# GIVEN EXERCISE
Report how many lines below contain the word "JSON", and give only that number.

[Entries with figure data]
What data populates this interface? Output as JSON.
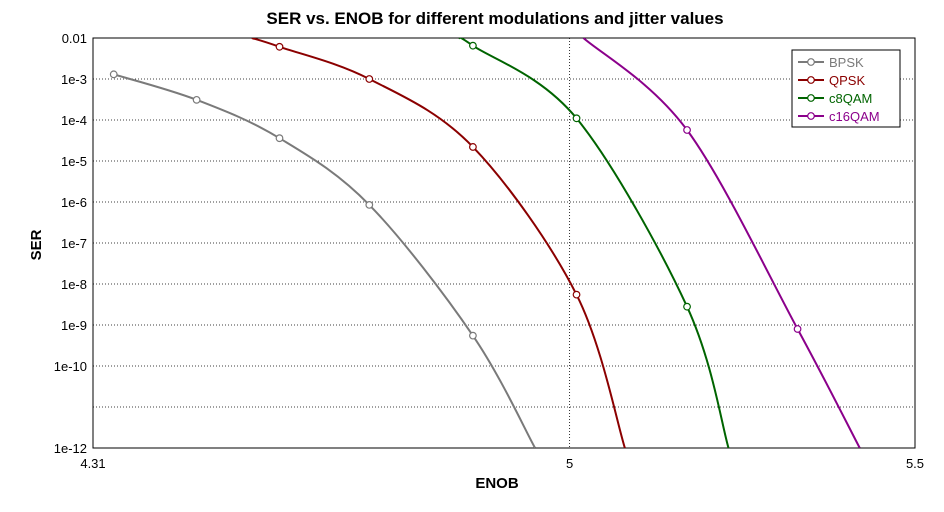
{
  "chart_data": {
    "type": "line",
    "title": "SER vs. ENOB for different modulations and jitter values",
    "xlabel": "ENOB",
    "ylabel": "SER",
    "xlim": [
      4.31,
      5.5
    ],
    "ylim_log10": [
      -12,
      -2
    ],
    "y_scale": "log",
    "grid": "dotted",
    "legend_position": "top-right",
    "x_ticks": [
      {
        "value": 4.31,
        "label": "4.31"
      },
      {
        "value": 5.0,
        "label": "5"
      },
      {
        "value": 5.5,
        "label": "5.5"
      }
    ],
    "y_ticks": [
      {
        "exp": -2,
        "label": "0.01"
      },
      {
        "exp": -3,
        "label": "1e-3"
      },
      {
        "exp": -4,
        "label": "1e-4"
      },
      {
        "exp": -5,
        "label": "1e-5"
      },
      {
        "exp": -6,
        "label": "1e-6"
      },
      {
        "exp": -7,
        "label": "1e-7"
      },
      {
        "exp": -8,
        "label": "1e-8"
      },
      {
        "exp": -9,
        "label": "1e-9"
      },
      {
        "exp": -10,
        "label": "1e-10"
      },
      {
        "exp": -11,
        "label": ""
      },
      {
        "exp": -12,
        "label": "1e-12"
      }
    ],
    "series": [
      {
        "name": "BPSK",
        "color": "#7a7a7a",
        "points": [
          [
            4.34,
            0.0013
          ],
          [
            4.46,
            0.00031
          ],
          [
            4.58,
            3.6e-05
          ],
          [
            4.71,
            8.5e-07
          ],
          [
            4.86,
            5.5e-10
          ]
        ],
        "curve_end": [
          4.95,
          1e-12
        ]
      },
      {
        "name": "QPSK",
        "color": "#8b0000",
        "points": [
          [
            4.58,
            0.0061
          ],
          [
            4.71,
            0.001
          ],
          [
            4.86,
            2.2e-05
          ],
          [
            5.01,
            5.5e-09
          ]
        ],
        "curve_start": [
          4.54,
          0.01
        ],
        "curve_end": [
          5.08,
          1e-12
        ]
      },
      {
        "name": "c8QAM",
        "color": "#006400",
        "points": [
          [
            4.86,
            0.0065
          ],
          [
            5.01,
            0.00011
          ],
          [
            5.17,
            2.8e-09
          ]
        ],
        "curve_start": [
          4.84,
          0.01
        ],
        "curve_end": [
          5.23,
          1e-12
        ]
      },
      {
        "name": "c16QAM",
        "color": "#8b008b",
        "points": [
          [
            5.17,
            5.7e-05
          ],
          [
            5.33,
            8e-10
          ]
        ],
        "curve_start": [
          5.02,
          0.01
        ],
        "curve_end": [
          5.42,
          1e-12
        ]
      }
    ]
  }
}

...

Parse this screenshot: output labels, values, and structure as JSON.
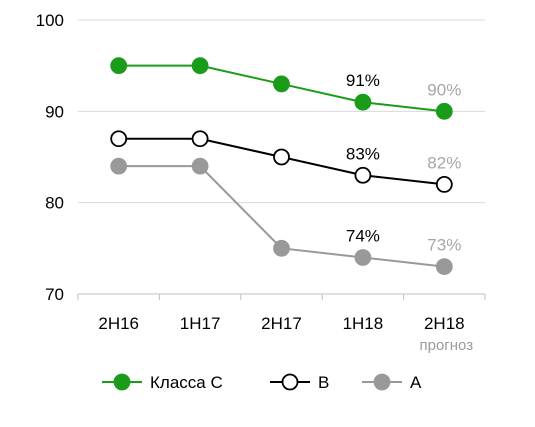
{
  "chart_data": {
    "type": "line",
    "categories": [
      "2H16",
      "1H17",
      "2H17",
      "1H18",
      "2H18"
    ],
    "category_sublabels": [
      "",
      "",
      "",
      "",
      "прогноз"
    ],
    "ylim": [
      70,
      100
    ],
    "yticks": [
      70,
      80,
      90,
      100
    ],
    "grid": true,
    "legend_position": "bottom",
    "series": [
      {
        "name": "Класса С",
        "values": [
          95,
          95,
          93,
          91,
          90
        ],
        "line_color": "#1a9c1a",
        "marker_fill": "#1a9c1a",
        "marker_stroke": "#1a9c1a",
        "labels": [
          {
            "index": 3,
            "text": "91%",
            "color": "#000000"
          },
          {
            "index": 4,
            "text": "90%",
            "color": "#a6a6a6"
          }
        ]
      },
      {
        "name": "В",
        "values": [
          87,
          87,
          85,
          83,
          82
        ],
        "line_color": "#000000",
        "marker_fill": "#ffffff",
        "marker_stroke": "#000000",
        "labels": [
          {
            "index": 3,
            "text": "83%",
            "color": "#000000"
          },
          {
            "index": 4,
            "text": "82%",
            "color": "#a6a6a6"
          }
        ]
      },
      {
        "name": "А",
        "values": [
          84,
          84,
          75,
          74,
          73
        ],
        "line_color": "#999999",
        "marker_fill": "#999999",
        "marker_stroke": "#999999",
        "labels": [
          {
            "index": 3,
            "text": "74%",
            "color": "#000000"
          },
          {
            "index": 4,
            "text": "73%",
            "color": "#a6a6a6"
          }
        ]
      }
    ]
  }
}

# OUTPUT FOR THIS TASK
2